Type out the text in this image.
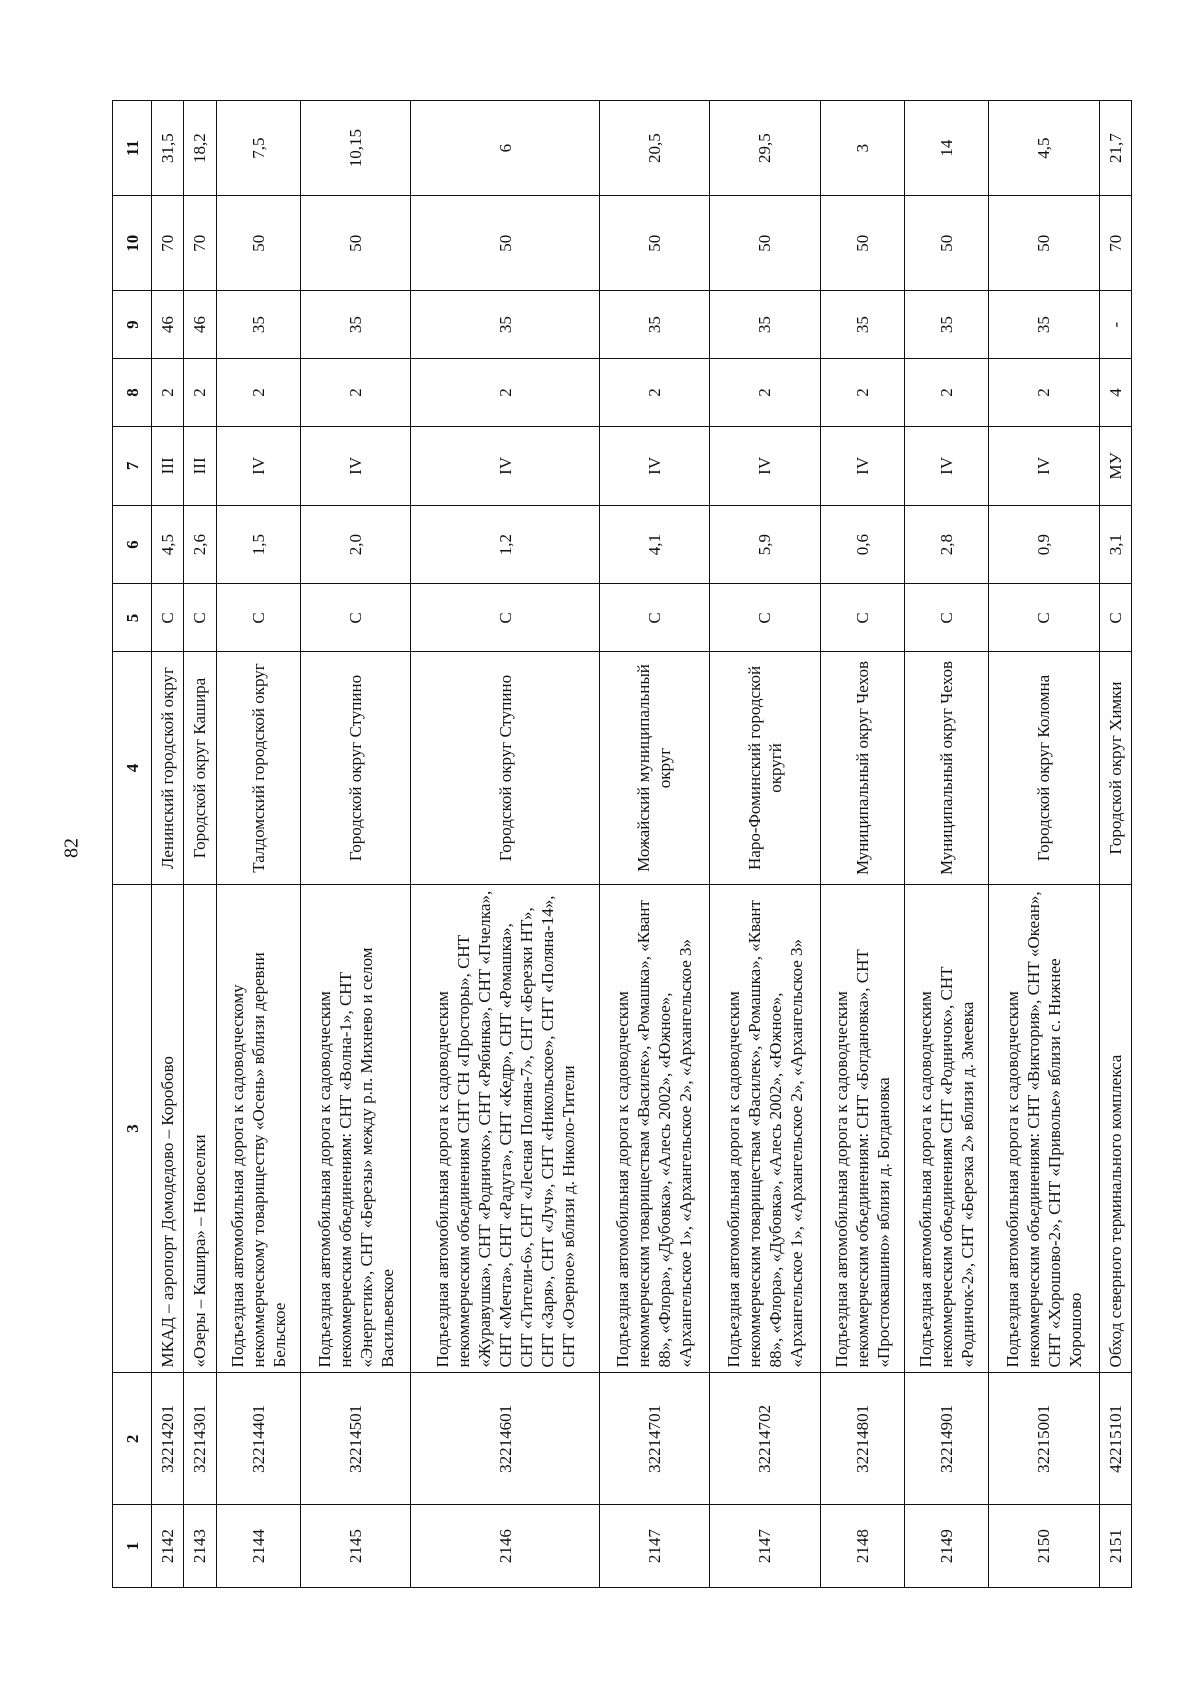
82
1	2	3	4	5	6	7	8	9	10	11
2142	32214201	МКАД – аэропорт Домодедово – Коробово	Ленинский городской округ	С	4,5	III	2	46	70	31,5
2143	32214301	«Озеры – Кашира» – Новоселки	Городской округ Кашира	С	2,6	III	2	46	70	18,2
2144	32214401	Подъездная автомобильная дорога к садоводческому некоммерческому товариществу «Осень» вблизи деревни Бельское	Талдомский городской округ	С	1,5	IV	2	35	50	7,5
2145	32214501	Подъездная автомобильная дорога к садоводческим некоммерческим объединениям: СНТ «Волна-1», СНТ «Энергетик», СНТ «Березы» между р.п. Михнево и селом Васильевское	Городской округ Ступино	С	2,0	IV	2	35	50	10,15
2146	32214601	Подъездная автомобильная дорога к садоводческим некоммерческим объединениям СНТ СН «Просторы», СНТ «Журавушка», СНТ «Родничок», СНТ «Рябинка», СНТ «Пчелка», СНТ «Мечта», СНТ «Радуга», СНТ «Кедр», СНТ «Ромашка», СНТ «Тители-6», СНТ «Лесная Поляна-7», СНТ «Березки НТ», СНТ «Заря», СНТ «Луч», СНТ «Никольское», СНТ «Поляна-14», СНТ «Озерное» вблизи д. Николо-Тители	Городской округ Ступино	С	1,2	IV	2	35	50	6
2147	32214701	Подъездная автомобильная дорога к садоводческим некоммерческим товариществам «Василек», «Ромашка», «Квант 88», «Флора», «Дубовка», «Алесь 2002», «Южное», «Архангельское 1», «Архангельское 2», «Архангельское 3»	Можайский муниципальный округ	С	4,1	IV	2	35	50	20,5
2147	32214702	Подъездная автомобильная дорога к садоводческим некоммерческим товариществам «Василек», «Ромашка», «Квант 88», «Флора», «Дубовка», «Алесь 2002», «Южное», «Архангельское 1», «Архангельское 2», «Архангельское 3»	Наро-Фоминский городской округй	С	5,9	IV	2	35	50	29,5
2148	32214801	Подъездная автомобильная дорога к садоводческим некоммерческим объединениям: СНТ «Богдановка», СНТ «Простоквашино» вблизи д. Богдановка	Муниципальный округ Чехов	С	0,6	IV	2	35	50	3
2149	32214901	Подъездная автомобильная дорога к садоводческим некоммерческим объединениям СНТ «Родничок», СНТ «Родничок-2», СНТ «Березка 2» вблизи д. Змеевка	Муниципальный округ Чехов	С	2,8	IV	2	35	50	14
2150	32215001	Подъездная автомобильная дорога к садоводческим некоммерческим объединениям: СНТ «Виктория», СНТ «Океан», СНТ «Хорошово-2», СНТ «Приволье» вблизи с. Нижнее Хорошово	Городской округ Коломна	С	0,9	IV	2	35	50	4,5
2151	42215101	Обход северного терминального комплекса	Городской округ Химки	С	3,1	МУ	4	-	70	21,7
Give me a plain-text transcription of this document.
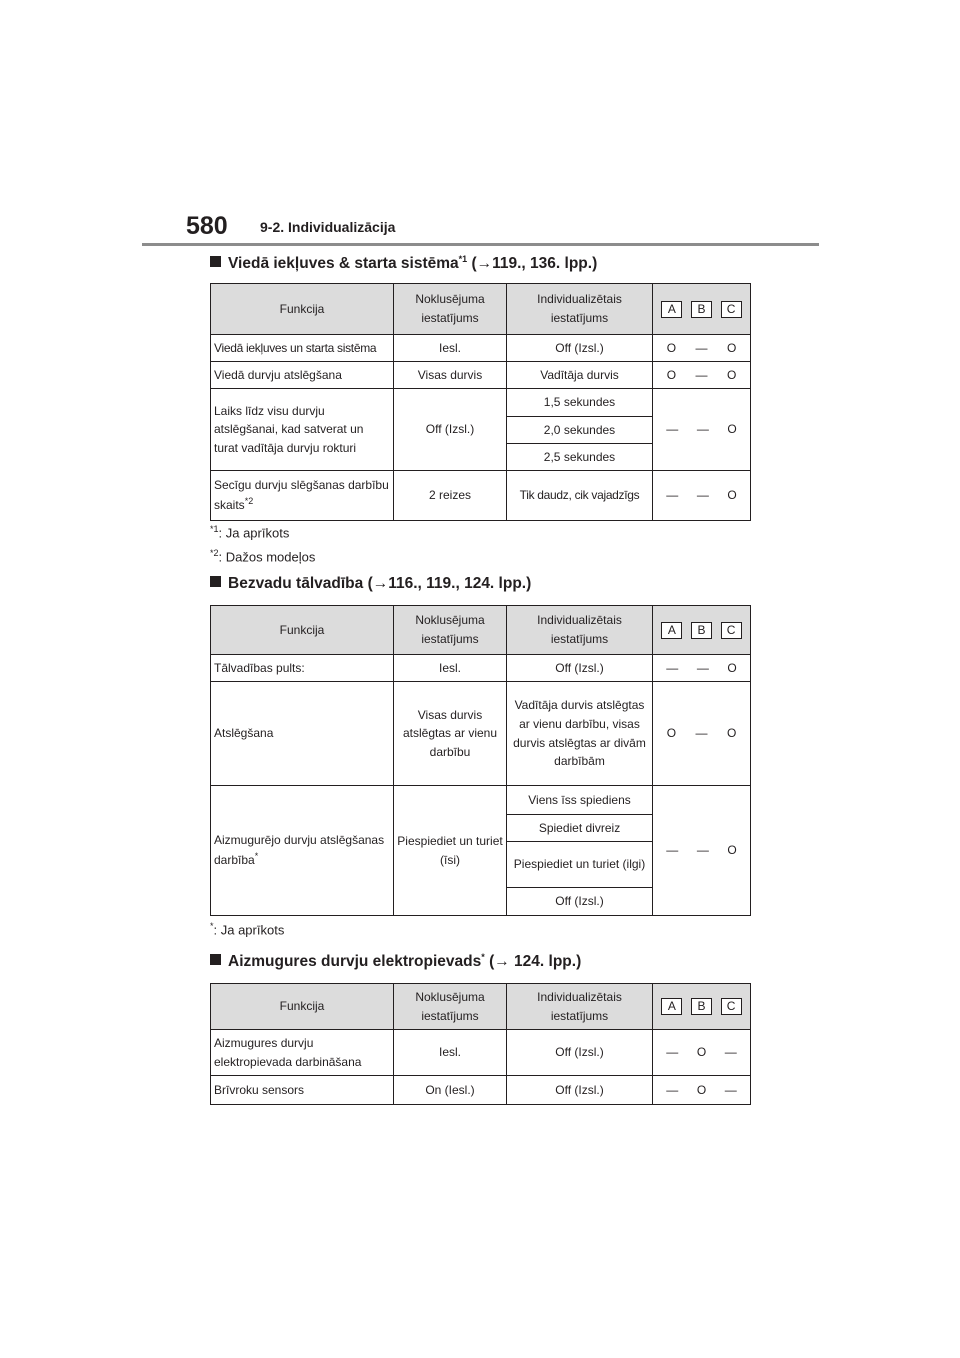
580 9-2. Individualizācija
Viedā iekļuves & starta sistēma$^{*1}$ (→119., 136. lpp.)
Funkcija	Noklusējuma iestatījums	Individualizētais iestatījums	A B C

Viedā iekļuves un starta sistēma	Iesl.	Off (Izsl.)	O — O

Viedā durvju atslēgšana	Visas durvis	Vadītāja durvis	O — O

Laiks līdz visu durvju atslēgšanai, kad satverat un turat vadītāja durvju rokturi	Off (Izsl.)	1,5 sekundes	— — O

		2,0 sekundes	
		2,5 sekundes	
Secīgu durvju slēgšanas darbību skaits$^{*2}$	2 reizes	Tik daudz, cik vajadzīgs	— — O
$^{*1}$: Ja aprīkots
$^{*2}$: Dažos modeļos
Bezvadu tālvadība (→116., 119., 124. lpp.)
Funkcija	Noklusējuma iestatījums	Individualizētais iestatījums	A B C

Tālvadības pults:	Iesl.	Off (Izsl.)	— — O

Atslēgšana	Visas durvis atslēgtas ar vienu darbību	Vadītāja durvis atslēgtas ar vienu darbību, visas durvis atslēgtas ar divām darbībām	O — O

Aizmugurējo durvju atslēgšanas darbība*	Piespiediet un turiet (īsi)	Viens īss spiediens	— — O

		Spiediet divreiz	
		Piespiediet un turiet (ilgi)	
		Off (Izsl.)	
*: Ja aprīkots
Aizmugures durvju elektropievads* (→ 124. lpp.)
Funkcija	Noklusējuma iestatījums	Individualizētais iestatījums	A B C

Aizmugures durvju elektropievada darbināšana	Iesl.	Off (Izsl.)	— O —

Brīvroku sensors	On (Iesl.)	Off (Izsl.)	— O —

══════════════════════════════

WRITTEN INSTRUCTION →
Leaving the pictures out, set down exactly the lines from the one with "Give me a plain-text" through the end of the records.

TASK RESPONSE →
Give me a plain-text transcription of this document.
580 9-2. Individualizācija
Viedā iekļuves & starta sistēma$^{*1}$ (→119., 136. lpp.)
Funkcija	Noklusējuma iestatījums	Individualizētais iestatījums	A B C

Viedā iekļuves un starta sistēma	Iesl.	Off (Izsl.)	O — O

Viedā durvju atslēgšana	Visas durvis	Vadītāja durvis	O — O

Laiks līdz visu durvju atslēgšanai, kad satverat un turat vadītāja durvju rokturi	Off (Izsl.)	1,5 sekundes	— — O

		2,0 sekundes	
		2,5 sekundes	
Secīgu durvju slēgšanas darbību skaits$^{*2}$	2 reizes	Tik daudz, cik vajadzīgs	— — O
$^{*1}$: Ja aprīkots
$^{*2}$: Dažos modeļos
Bezvadu tālvadība (→116., 119., 124. lpp.)
Funkcija	Noklusējuma iestatījums	Individualizētais iestatījums	A B C

Tālvadības pults:	Iesl.	Off (Izsl.)	— — O

Atslēgšana	Visas durvis atslēgtas ar vienu darbību	Vadītāja durvis atslēgtas ar vienu darbību, visas durvis atslēgtas ar divām darbībām	O — O

Aizmugurējo durvju atslēgšanas darbība*	Piespiediet un turiet (īsi)	Viens īss spiediens	— — O

		Spiediet divreiz	
		Piespiediet un turiet (ilgi)	
		Off (Izsl.)	
*: Ja aprīkots
Aizmugures durvju elektropievads* (→ 124. lpp.)
Funkcija	Noklusējuma iestatījums	Individualizētais iestatījums	A B C

Aizmugures durvju elektropievada darbināšana	Iesl.	Off (Izsl.)	— O —

Brīvroku sensors	On (Iesl.)	Off (Izsl.)	— O —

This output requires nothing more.